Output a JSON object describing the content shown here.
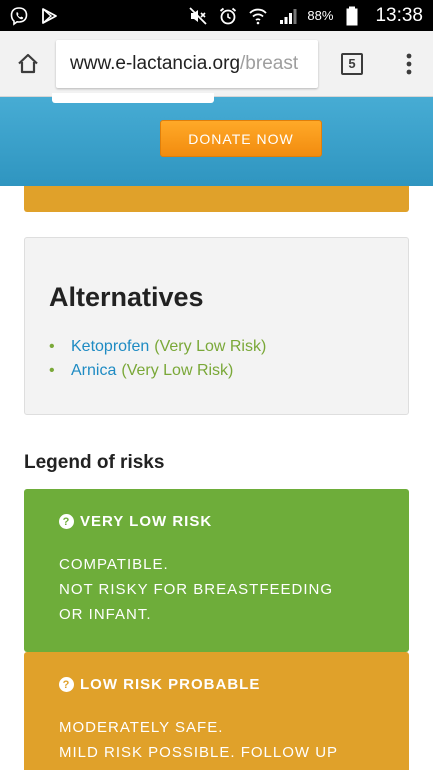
{
  "status_bar": {
    "icons_left": [
      "viber-icon",
      "play-store-icon"
    ],
    "icons_right": [
      "mute-icon",
      "alarm-icon",
      "wifi-icon",
      "signal-icon"
    ],
    "battery": "88%",
    "time": "13:38"
  },
  "browser": {
    "url_host": "www.e-lactancia.org",
    "url_path": "/breast",
    "tab_count": "5"
  },
  "donate": {
    "button_label": "DONATE NOW"
  },
  "alternatives": {
    "title": "Alternatives",
    "items": [
      {
        "name": "Ketoprofen",
        "risk": "(Very Low Risk)"
      },
      {
        "name": "Arnica",
        "risk": "(Very Low Risk)"
      }
    ]
  },
  "legend": {
    "title": "Legend of risks",
    "cards": [
      {
        "heading": "VERY LOW RISK",
        "lines": [
          "COMPATIBLE.",
          "NOT RISKY FOR BREASTFEEDING",
          "OR INFANT."
        ]
      },
      {
        "heading": "LOW RISK PROBABLE",
        "lines": [
          "MODERATELY SAFE.",
          "MILD RISK POSSIBLE. FOLLOW UP"
        ]
      }
    ]
  },
  "colors": {
    "blue_band": "#2f95c0",
    "donate_orange": "#f7951a",
    "link_blue": "#1e8bc3",
    "risk_green": "#6ead3a",
    "risk_orange": "#e0a12a"
  }
}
.....
#### Given problem:
Leave out the pictures and return every record word for word.

#### Response below:
Output a JSON object describing the content shown here.
{
  "status_bar": {
    "icons_left": [
      "viber-icon",
      "play-store-icon"
    ],
    "icons_right": [
      "mute-icon",
      "alarm-icon",
      "wifi-icon",
      "signal-icon"
    ],
    "battery": "88%",
    "time": "13:38"
  },
  "browser": {
    "url_host": "www.e-lactancia.org",
    "url_path": "/breast",
    "tab_count": "5"
  },
  "donate": {
    "button_label": "DONATE NOW"
  },
  "alternatives": {
    "title": "Alternatives",
    "items": [
      {
        "name": "Ketoprofen",
        "risk": "(Very Low Risk)"
      },
      {
        "name": "Arnica",
        "risk": "(Very Low Risk)"
      }
    ]
  },
  "legend": {
    "title": "Legend of risks",
    "cards": [
      {
        "heading": "VERY LOW RISK",
        "lines": [
          "COMPATIBLE.",
          "NOT RISKY FOR BREASTFEEDING",
          "OR INFANT."
        ]
      },
      {
        "heading": "LOW RISK PROBABLE",
        "lines": [
          "MODERATELY SAFE.",
          "MILD RISK POSSIBLE. FOLLOW UP"
        ]
      }
    ]
  },
  "colors": {
    "blue_band": "#2f95c0",
    "donate_orange": "#f7951a",
    "link_blue": "#1e8bc3",
    "risk_green": "#6ead3a",
    "risk_orange": "#e0a12a"
  }
}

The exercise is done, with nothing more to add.